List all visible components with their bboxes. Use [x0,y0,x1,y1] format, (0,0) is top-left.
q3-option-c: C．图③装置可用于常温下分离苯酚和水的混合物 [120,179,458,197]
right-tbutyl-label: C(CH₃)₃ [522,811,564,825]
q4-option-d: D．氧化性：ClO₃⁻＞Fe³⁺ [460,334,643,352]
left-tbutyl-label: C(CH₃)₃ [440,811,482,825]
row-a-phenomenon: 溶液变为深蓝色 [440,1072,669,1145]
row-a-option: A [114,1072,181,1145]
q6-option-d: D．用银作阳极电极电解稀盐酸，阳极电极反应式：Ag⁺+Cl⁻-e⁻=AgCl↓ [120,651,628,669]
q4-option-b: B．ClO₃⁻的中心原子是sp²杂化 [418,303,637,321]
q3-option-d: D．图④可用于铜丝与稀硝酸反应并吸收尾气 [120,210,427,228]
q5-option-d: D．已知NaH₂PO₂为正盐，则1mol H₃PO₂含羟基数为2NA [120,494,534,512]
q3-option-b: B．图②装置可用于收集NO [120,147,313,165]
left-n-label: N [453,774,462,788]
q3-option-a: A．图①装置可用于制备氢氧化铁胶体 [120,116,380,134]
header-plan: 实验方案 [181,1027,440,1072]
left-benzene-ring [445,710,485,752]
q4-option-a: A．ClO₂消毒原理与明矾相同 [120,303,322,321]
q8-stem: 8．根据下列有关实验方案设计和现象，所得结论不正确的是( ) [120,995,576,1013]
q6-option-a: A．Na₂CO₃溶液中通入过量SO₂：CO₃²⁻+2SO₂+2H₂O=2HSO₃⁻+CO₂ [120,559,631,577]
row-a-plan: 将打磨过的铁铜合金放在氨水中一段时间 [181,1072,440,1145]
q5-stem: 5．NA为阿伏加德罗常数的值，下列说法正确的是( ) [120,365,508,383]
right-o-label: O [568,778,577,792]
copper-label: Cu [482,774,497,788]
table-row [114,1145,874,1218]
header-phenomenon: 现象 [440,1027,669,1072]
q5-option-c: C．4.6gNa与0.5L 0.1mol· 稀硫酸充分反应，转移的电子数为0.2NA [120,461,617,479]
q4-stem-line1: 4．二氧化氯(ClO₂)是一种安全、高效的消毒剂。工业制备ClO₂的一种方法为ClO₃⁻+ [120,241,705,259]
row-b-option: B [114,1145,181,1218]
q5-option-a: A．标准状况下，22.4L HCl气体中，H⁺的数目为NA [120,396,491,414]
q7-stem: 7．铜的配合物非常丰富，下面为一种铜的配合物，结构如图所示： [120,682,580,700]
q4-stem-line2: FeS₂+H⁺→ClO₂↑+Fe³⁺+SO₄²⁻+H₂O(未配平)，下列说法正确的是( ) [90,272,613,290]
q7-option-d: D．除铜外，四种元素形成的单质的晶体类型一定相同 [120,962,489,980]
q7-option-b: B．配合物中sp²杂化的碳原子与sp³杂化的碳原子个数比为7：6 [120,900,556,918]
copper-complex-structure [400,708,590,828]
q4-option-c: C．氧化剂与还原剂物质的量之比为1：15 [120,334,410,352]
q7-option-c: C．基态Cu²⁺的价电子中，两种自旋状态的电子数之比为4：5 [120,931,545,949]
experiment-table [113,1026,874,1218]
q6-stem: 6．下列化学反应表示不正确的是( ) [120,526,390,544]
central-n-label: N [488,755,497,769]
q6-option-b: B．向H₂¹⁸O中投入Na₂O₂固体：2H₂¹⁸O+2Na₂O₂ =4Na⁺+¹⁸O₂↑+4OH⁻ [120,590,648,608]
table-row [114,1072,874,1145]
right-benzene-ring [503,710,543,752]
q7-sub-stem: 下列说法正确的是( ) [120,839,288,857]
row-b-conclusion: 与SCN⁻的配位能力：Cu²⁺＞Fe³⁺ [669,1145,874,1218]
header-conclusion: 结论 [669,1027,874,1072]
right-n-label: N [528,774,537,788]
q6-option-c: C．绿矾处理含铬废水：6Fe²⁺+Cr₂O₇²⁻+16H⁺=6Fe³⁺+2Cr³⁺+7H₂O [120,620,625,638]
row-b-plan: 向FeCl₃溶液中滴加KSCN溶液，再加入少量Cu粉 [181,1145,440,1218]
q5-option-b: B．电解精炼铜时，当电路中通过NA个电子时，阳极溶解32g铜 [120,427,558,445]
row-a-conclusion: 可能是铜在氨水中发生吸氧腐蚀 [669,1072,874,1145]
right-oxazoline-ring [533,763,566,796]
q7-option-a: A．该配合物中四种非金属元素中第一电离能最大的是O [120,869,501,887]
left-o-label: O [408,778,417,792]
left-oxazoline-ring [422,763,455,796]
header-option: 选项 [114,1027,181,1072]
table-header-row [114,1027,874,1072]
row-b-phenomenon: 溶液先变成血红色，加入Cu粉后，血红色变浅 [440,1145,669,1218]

■ ■ ■

Turn every line of the records above into a numbered list, skipping any blank lines.

1. List all visible components with their bboxes. Use [x0,y0,x1,y1] format, (0,0) is top-left.
2. q3-option-c: C．图③装置可用于常温下分离苯酚和水的混合物 [120,179,458,197]
3. right-tbutyl-label: C(CH₃)₃ [522,811,564,825]
4. q4-option-d: D．氧化性：ClO₃⁻＞Fe³⁺ [460,334,643,352]
5. left-tbutyl-label: C(CH₃)₃ [440,811,482,825]
6. row-a-phenomenon: 溶液变为深蓝色 [440,1072,669,1145]
7. row-a-option: A [114,1072,181,1145]
8. q6-option-d: D．用银作阳极电极电解稀盐酸，阳极电极反应式：Ag⁺+Cl⁻-e⁻=AgCl↓ [120,651,628,669]
9. q4-option-b: B．ClO₃⁻的中心原子是sp²杂化 [418,303,637,321]
10. q3-option-d: D．图④可用于铜丝与稀硝酸反应并吸收尾气 [120,210,427,228]
11. q5-option-d: D．已知NaH₂PO₂为正盐，则1mol H₃PO₂含羟基数为2NA [120,494,534,512]
12. q3-option-b: B．图②装置可用于收集NO [120,147,313,165]
13. left-n-label: N [453,774,462,788]
14. q3-option-a: A．图①装置可用于制备氢氧化铁胶体 [120,116,380,134]
15. header-plan: 实验方案 [181,1027,440,1072]
16. left-benzene-ring [445,710,485,752]
17. q4-option-a: A．ClO₂消毒原理与明矾相同 [120,303,322,321]
18. q8-stem: 8．根据下列有关实验方案设计和现象，所得结论不正确的是( ) [120,995,576,1013]
19. q6-option-a: A．Na₂CO₃溶液中通入过量SO₂：CO₃²⁻+2SO₂+2H₂O=2HSO₃⁻+CO₂ [120,559,631,577]
20. row-a-plan: 将打磨过的铁铜合金放在氨水中一段时间 [181,1072,440,1145]
21. q5-stem: 5．NA为阿伏加德罗常数的值，下列说法正确的是( ) [120,365,508,383]
22. right-o-label: O [568,778,577,792]
23. copper-label: Cu [482,774,497,788]
24. table-row [114,1145,874,1218]
25. header-phenomenon: 现象 [440,1027,669,1072]
26. q5-option-c: C．4.6gNa与0.5L 0.1mol· 稀硫酸充分反应，转移的电子数为0.2NA [120,461,617,479]
27. q4-stem-line1: 4．二氧化氯(ClO₂)是一种安全、高效的消毒剂。工业制备ClO₂的一种方法为ClO₃⁻+ [120,241,705,259]
28. row-b-option: B [114,1145,181,1218]
29. q5-option-a: A．标准状况下，22.4L HCl气体中，H⁺的数目为NA [120,396,491,414]
30. q7-stem: 7．铜的配合物非常丰富，下面为一种铜的配合物，结构如图所示： [120,682,580,700]
31. q4-stem-line2: FeS₂+H⁺→ClO₂↑+Fe³⁺+SO₄²⁻+H₂O(未配平)，下列说法正确的是( ) [90,272,613,290]
32. q7-option-d: D．除铜外，四种元素形成的单质的晶体类型一定相同 [120,962,489,980]
33. q7-option-b: B．配合物中sp²杂化的碳原子与sp³杂化的碳原子个数比为7：6 [120,900,556,918]
34. copper-complex-structure [400,708,590,828]
35. q4-option-c: C．氧化剂与还原剂物质的量之比为1：15 [120,334,410,352]
36. q7-option-c: C．基态Cu²⁺的价电子中，两种自旋状态的电子数之比为4：5 [120,931,545,949]
37. experiment-table [113,1026,874,1218]
38. q6-stem: 6．下列化学反应表示不正确的是( ) [120,526,390,544]
39. central-n-label: N [488,755,497,769]
40. q6-option-b: B．向H₂¹⁸O中投入Na₂O₂固体：2H₂¹⁸O+2Na₂O₂ =4Na⁺+¹⁸O₂↑+4OH⁻ [120,590,648,608]
41. table-row [114,1072,874,1145]
42. right-benzene-ring [503,710,543,752]
43. q7-sub-stem: 下列说法正确的是( ) [120,839,288,857]
44. row-b-conclusion: 与SCN⁻的配位能力：Cu²⁺＞Fe³⁺ [669,1145,874,1218]
45. header-conclusion: 结论 [669,1027,874,1072]
46. right-n-label: N [528,774,537,788]
47. q6-option-c: C．绿矾处理含铬废水：6Fe²⁺+Cr₂O₇²⁻+16H⁺=6Fe³⁺+2Cr³⁺+7H₂O [120,620,625,638]
48. row-b-plan: 向FeCl₃溶液中滴加KSCN溶液，再加入少量Cu粉 [181,1145,440,1218]
49. q5-option-b: B．电解精炼铜时，当电路中通过NA个电子时，阳极溶解32g铜 [120,427,558,445]
50. row-a-conclusion: 可能是铜在氨水中发生吸氧腐蚀 [669,1072,874,1145]
51. right-oxazoline-ring [533,763,566,796]
52. q7-option-a: A．该配合物中四种非金属元素中第一电离能最大的是O [120,869,501,887]
53. left-o-label: O [408,778,417,792]
54. left-oxazoline-ring [422,763,455,796]
55. header-option: 选项 [114,1027,181,1072]
56. table-header-row [114,1027,874,1072]
57. row-b-phenomenon: 溶液先变成血红色，加入Cu粉后，血红色变浅 [440,1145,669,1218]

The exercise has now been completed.